Read the listing below and copy out every line that holds "razina".

[Data records]
* start *
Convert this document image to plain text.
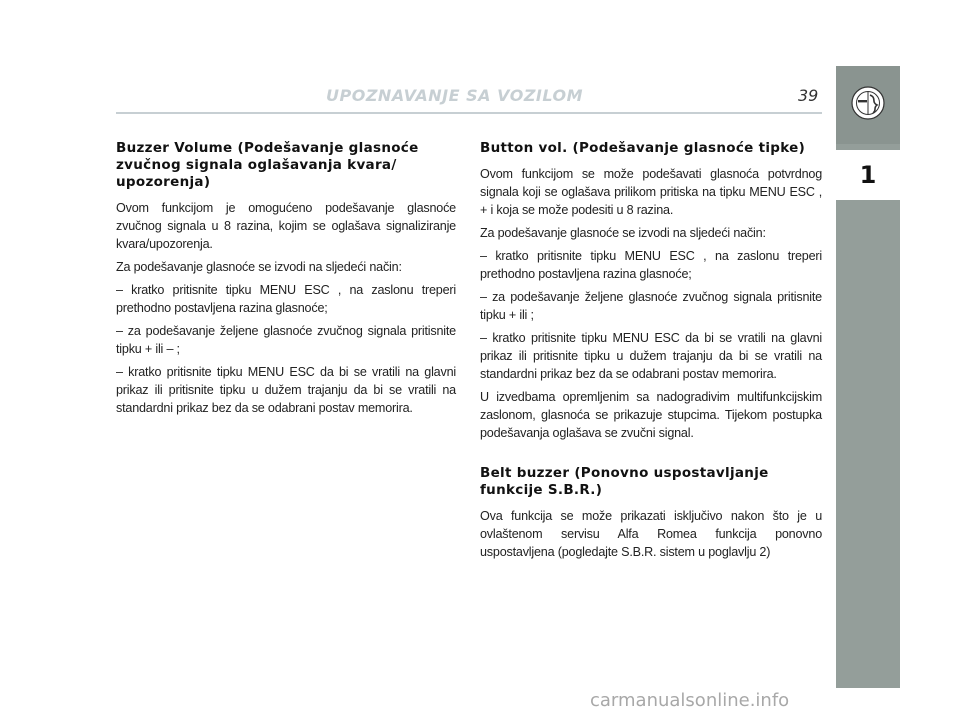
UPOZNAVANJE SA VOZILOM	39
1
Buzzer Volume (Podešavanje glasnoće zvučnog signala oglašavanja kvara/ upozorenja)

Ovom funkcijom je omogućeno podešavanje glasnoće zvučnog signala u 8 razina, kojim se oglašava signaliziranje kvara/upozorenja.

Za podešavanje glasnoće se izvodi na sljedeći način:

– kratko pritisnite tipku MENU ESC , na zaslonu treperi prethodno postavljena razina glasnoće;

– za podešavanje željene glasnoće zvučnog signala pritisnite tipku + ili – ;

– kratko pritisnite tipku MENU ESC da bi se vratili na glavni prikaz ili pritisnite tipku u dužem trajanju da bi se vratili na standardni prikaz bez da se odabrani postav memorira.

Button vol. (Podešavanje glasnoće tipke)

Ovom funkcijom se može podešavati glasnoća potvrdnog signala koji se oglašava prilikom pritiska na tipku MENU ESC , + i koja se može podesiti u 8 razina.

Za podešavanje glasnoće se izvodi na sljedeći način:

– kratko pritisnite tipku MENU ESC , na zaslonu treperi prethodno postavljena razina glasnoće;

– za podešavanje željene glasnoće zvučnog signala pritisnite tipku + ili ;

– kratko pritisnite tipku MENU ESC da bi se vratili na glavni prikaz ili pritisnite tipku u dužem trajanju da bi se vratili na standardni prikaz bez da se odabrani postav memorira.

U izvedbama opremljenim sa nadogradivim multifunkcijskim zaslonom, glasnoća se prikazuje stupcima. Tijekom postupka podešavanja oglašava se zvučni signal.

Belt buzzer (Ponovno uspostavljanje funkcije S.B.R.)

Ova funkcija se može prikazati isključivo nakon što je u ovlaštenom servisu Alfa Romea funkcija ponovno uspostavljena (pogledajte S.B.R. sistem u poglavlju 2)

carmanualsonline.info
* end *
* _Finished exercise_
Ovom funkcijom je omogućeno podešavanje glasnoće zvučnog signala u 8 razina, kojim se oglašava signaliziranje kvara/upozorenja.
– kratko pritisnite tipku MENU ESC , na zaslonu treperi prethodno postavljena razina glasnoće;
Ovom funkcijom se može podešavati glasnoća potvrdnog signala koji se oglašava prilikom pritiska na tipku MENU ESC , + i koja se može podesiti u 8 razina.
– kratko pritisnite tipku MENU ESC , na zaslonu treperi prethodno postavljena razina glasnoće;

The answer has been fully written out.